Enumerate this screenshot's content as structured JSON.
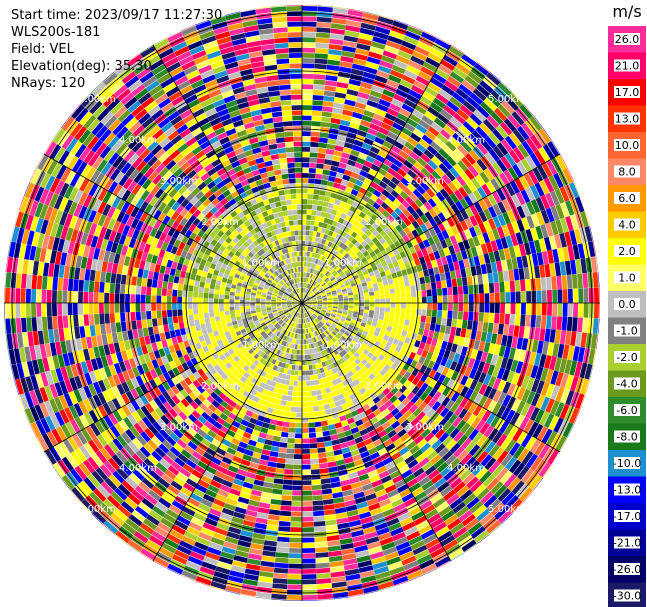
{
  "info": {
    "start_time": "Start time: 2023/09/17 11:27:30",
    "instrument": "WLS200s-181",
    "field": "Field: VEL",
    "elevation": "Elevation(deg): 35.30",
    "nrays": "NRays: 120"
  },
  "colorbar": {
    "unit": "m/s",
    "ticks": [
      "26.0",
      "21.0",
      "17.0",
      "13.0",
      "10.0",
      "8.0",
      "6.0",
      "4.0",
      "2.0",
      "1.0",
      "0.0",
      "-1.0",
      "-2.0",
      "-4.0",
      "-6.0",
      "-8.0",
      "-10.0",
      "-13.0",
      "-17.0",
      "-21.0",
      "-26.0",
      "-30.0"
    ],
    "colors": [
      "#ff2d9b",
      "#ff0066",
      "#ff0000",
      "#ff3300",
      "#ff6633",
      "#ff8866",
      "#ff9900",
      "#ffcc00",
      "#ffff00",
      "#ffff66",
      "#bfbfbf",
      "#808080",
      "#aad030",
      "#6b9a1e",
      "#2e8b2e",
      "#1a7a1a",
      "#1e90d0",
      "#0000ff",
      "#0000cc",
      "#000099",
      "#000066",
      "#1a1a66"
    ]
  },
  "chart_data": {
    "type": "ppi",
    "field": "VEL",
    "unit": "m/s",
    "nrays": 120,
    "elevation_deg": 35.3,
    "range_rings_km": [
      1.0,
      2.0,
      3.0,
      4.0,
      5.0
    ],
    "range_ring_labels": [
      "1.00km",
      "2.00km",
      "3.00km",
      "4.00km",
      "5.00km"
    ],
    "velocity_bands": [
      {
        "range_km": [
          0.0,
          1.2
        ],
        "dominant_values": [
          0.0,
          -1.0,
          -2.0,
          2.0
        ]
      },
      {
        "range_km": [
          1.2,
          2.0
        ],
        "dominant_values": [
          2.0,
          -2.0,
          0.0,
          -4.0
        ]
      },
      {
        "range_km": [
          2.0,
          5.5
        ],
        "dominant_values": [
          -30.0,
          26.0,
          21.0,
          -13.0,
          2.0,
          -4.0
        ]
      }
    ],
    "grid": true
  }
}
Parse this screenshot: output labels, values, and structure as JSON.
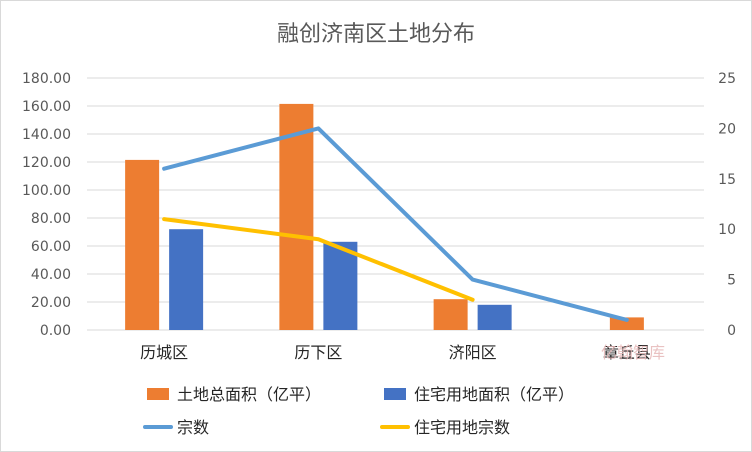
{
  "chart_data": {
    "type": "bar",
    "title": "融创济南区土地分布",
    "categories": [
      "历城区",
      "历下区",
      "济阳区",
      "章丘县"
    ],
    "series": [
      {
        "name": "土地总面积（亿平）",
        "chart": "bar",
        "axis": "left",
        "color": "#ED7D31",
        "values": [
          121.5,
          161.5,
          22.0,
          9.0
        ]
      },
      {
        "name": "住宅用地面积（亿平）",
        "chart": "bar",
        "axis": "left",
        "color": "#4472C4",
        "values": [
          72.0,
          63.0,
          18.0,
          null
        ]
      },
      {
        "name": "宗数",
        "chart": "line",
        "axis": "right",
        "color": "#5B9BD5",
        "values": [
          16,
          20,
          5,
          1
        ]
      },
      {
        "name": "住宅用地宗数",
        "chart": "line",
        "axis": "right",
        "color": "#FFC000",
        "values": [
          11,
          9,
          3,
          null
        ]
      }
    ],
    "left_axis": {
      "min": 0,
      "max": 180,
      "ticks": [
        "0.00",
        "20.00",
        "40.00",
        "60.00",
        "80.00",
        "100.00",
        "120.00",
        "140.00",
        "160.00",
        "180.00"
      ]
    },
    "right_axis": {
      "min": 0,
      "max": 25,
      "ticks": [
        "0",
        "5",
        "10",
        "15",
        "20",
        "25"
      ]
    },
    "grid": true,
    "legend_position": "bottom",
    "watermark": "亿翰智库"
  }
}
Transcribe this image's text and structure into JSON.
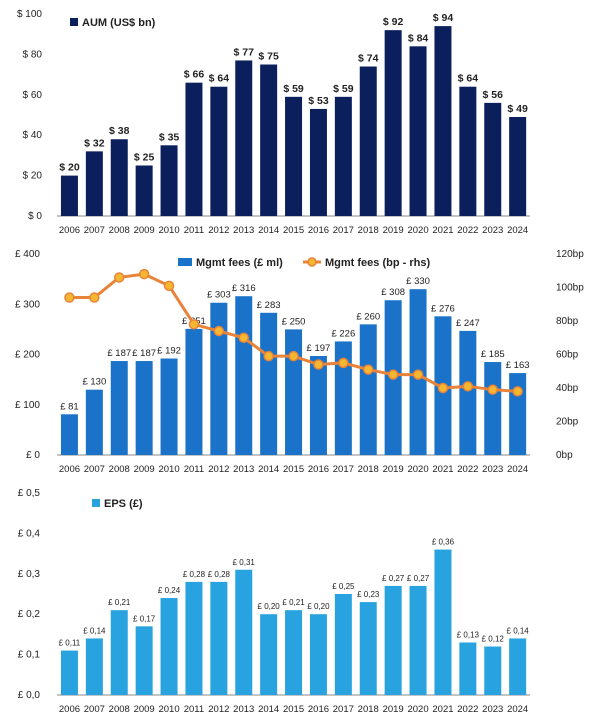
##########
Task>
Copy out every line in the entries above that holds "screenshot".

Result of this exercise>
Enumerate this screenshot's content as structured JSON.
Parse this screenshot: output labels, values, and structure as JSON.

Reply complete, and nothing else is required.